= Exercise objective =
Go through the material and write it all out exactly, minus the pictures.

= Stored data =
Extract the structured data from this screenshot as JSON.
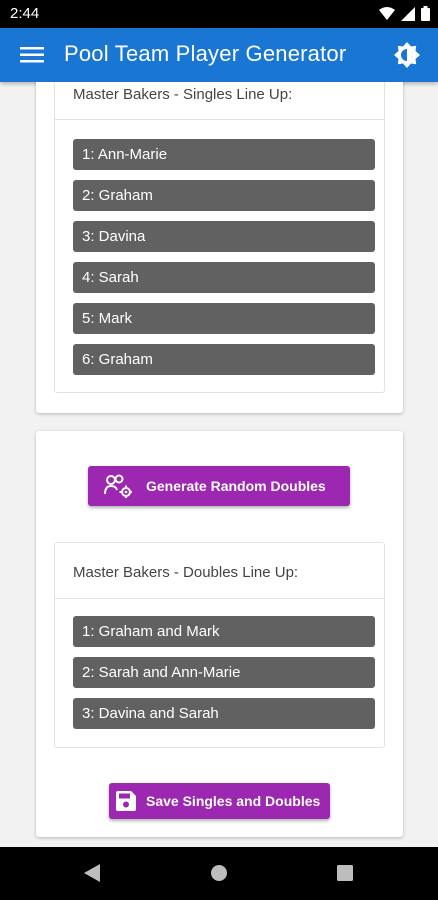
{
  "status_bar": {
    "time": "2:44"
  },
  "app_bar": {
    "title": "Pool Team Player Generator"
  },
  "singles": {
    "header": "Master Bakers - Singles Line Up:",
    "players": [
      "1: Ann-Marie",
      "2: Graham",
      "3: Davina",
      "4: Sarah",
      "5: Mark",
      "6: Graham"
    ]
  },
  "doubles": {
    "button_label": "Generate Random Doubles",
    "header": "Master Bakers - Doubles Line Up:",
    "pairs": [
      "1: Graham and Mark",
      "2: Sarah and Ann-Marie",
      "3: Davina and Sarah"
    ]
  },
  "save_button_label": "Save Singles and Doubles",
  "colors": {
    "app_bar": "#1976d2",
    "accent": "#9c27b0",
    "row": "#616161"
  },
  "icons": [
    "menu-icon",
    "theme-toggle-icon",
    "wifi-icon",
    "signal-icon",
    "battery-icon",
    "group-settings-icon",
    "save-icon",
    "back-icon",
    "home-icon",
    "recents-icon"
  ]
}
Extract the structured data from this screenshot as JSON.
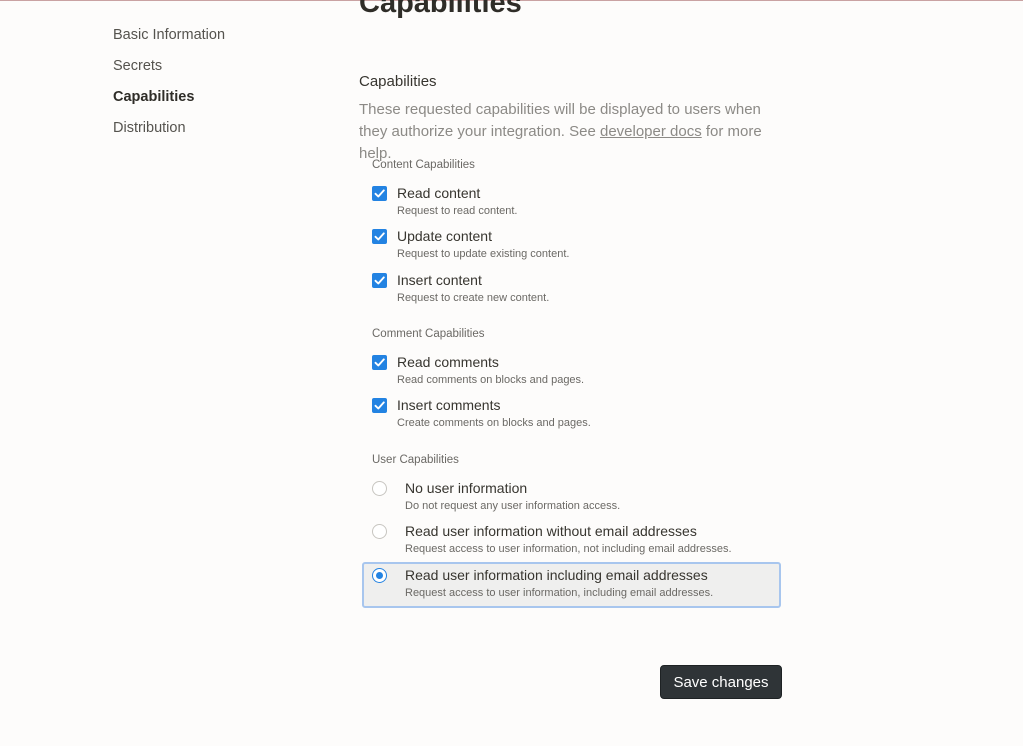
{
  "sidebar": {
    "items": [
      {
        "label": "Basic Information",
        "active": false
      },
      {
        "label": "Secrets",
        "active": false
      },
      {
        "label": "Capabilities",
        "active": true
      },
      {
        "label": "Distribution",
        "active": false
      }
    ]
  },
  "page": {
    "title": "Capabilities"
  },
  "capabilities": {
    "title": "Capabilities",
    "description_before": "These requested capabilities will be displayed to users when they authorize your integration. See ",
    "link_text": "developer docs",
    "description_after": " for more help.",
    "content_group": {
      "label": "Content Capabilities",
      "options": [
        {
          "title": "Read content",
          "subtitle": "Request to read content.",
          "checked": true
        },
        {
          "title": "Update content",
          "subtitle": "Request to update existing content.",
          "checked": true
        },
        {
          "title": "Insert content",
          "subtitle": "Request to create new content.",
          "checked": true
        }
      ]
    },
    "comment_group": {
      "label": "Comment Capabilities",
      "options": [
        {
          "title": "Read comments",
          "subtitle": "Read comments on blocks and pages.",
          "checked": true
        },
        {
          "title": "Insert comments",
          "subtitle": "Create comments on blocks and pages.",
          "checked": true
        }
      ]
    },
    "user_group": {
      "label": "User Capabilities",
      "options": [
        {
          "title": "No user information",
          "subtitle": "Do not request any user information access.",
          "selected": false
        },
        {
          "title": "Read user information without email addresses",
          "subtitle": "Request access to user information, not including email addresses.",
          "selected": false
        },
        {
          "title": "Read user information including email addresses",
          "subtitle": "Request access to user information, including email addresses.",
          "selected": true
        }
      ]
    }
  },
  "actions": {
    "save_label": "Save changes"
  },
  "colors": {
    "accent": "#2383e2",
    "button_bg": "#2f3437",
    "selected_bg": "#efefee",
    "selected_border": "#a8c6ee"
  }
}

= Task result =
Extract the structured data from this screenshot as JSON.
{
  "status_bar": {
    "time": "2:44"
  },
  "app_bar": {
    "title": "Pool Team Player Generator"
  },
  "singles": {
    "header": "Master Bakers - Singles Line Up:",
    "players": [
      "1: Ann-Marie",
      "2: Graham",
      "3: Davina",
      "4: Sarah",
      "5: Mark",
      "6: Graham"
    ]
  },
  "doubles": {
    "button_label": "Generate Random Doubles",
    "header": "Master Bakers - Doubles Line Up:",
    "pairs": [
      "1: Graham and Mark",
      "2: Sarah and Ann-Marie",
      "3: Davina and Sarah"
    ]
  },
  "save_button_label": "Save Singles and Doubles",
  "colors": {
    "app_bar": "#1976d2",
    "accent": "#9c27b0",
    "row": "#616161"
  },
  "icons": [
    "menu-icon",
    "theme-toggle-icon",
    "wifi-icon",
    "signal-icon",
    "battery-icon",
    "group-settings-icon",
    "save-icon",
    "back-icon",
    "home-icon",
    "recents-icon"
  ]
}
Extract the structured data from this screenshot as JSON.
{
  "sidebar": {
    "items": [
      {
        "label": "Basic Information",
        "active": false
      },
      {
        "label": "Secrets",
        "active": false
      },
      {
        "label": "Capabilities",
        "active": true
      },
      {
        "label": "Distribution",
        "active": false
      }
    ]
  },
  "page": {
    "title": "Capabilities"
  },
  "capabilities": {
    "title": "Capabilities",
    "description_before": "These requested capabilities will be displayed to users when they authorize your integration. See ",
    "link_text": "developer docs",
    "description_after": " for more help.",
    "content_group": {
      "label": "Content Capabilities",
      "options": [
        {
          "title": "Read content",
          "subtitle": "Request to read content.",
          "checked": true
        },
        {
          "title": "Update content",
          "subtitle": "Request to update existing content.",
          "checked": true
        },
        {
          "title": "Insert content",
          "subtitle": "Request to create new content.",
          "checked": true
        }
      ]
    },
    "comment_group": {
      "label": "Comment Capabilities",
      "options": [
        {
          "title": "Read comments",
          "subtitle": "Read comments on blocks and pages.",
          "checked": true
        },
        {
          "title": "Insert comments",
          "subtitle": "Create comments on blocks and pages.",
          "checked": true
        }
      ]
    },
    "user_group": {
      "label": "User Capabilities",
      "options": [
        {
          "title": "No user information",
          "subtitle": "Do not request any user information access.",
          "selected": false
        },
        {
          "title": "Read user information without email addresses",
          "subtitle": "Request access to user information, not including email addresses.",
          "selected": false
        },
        {
          "title": "Read user information including email addresses",
          "subtitle": "Request access to user information, including email addresses.",
          "selected": true
        }
      ]
    }
  },
  "actions": {
    "save_label": "Save changes"
  },
  "colors": {
    "accent": "#2383e2",
    "button_bg": "#2f3437",
    "selected_bg": "#efefee",
    "selected_border": "#a8c6ee"
  }
}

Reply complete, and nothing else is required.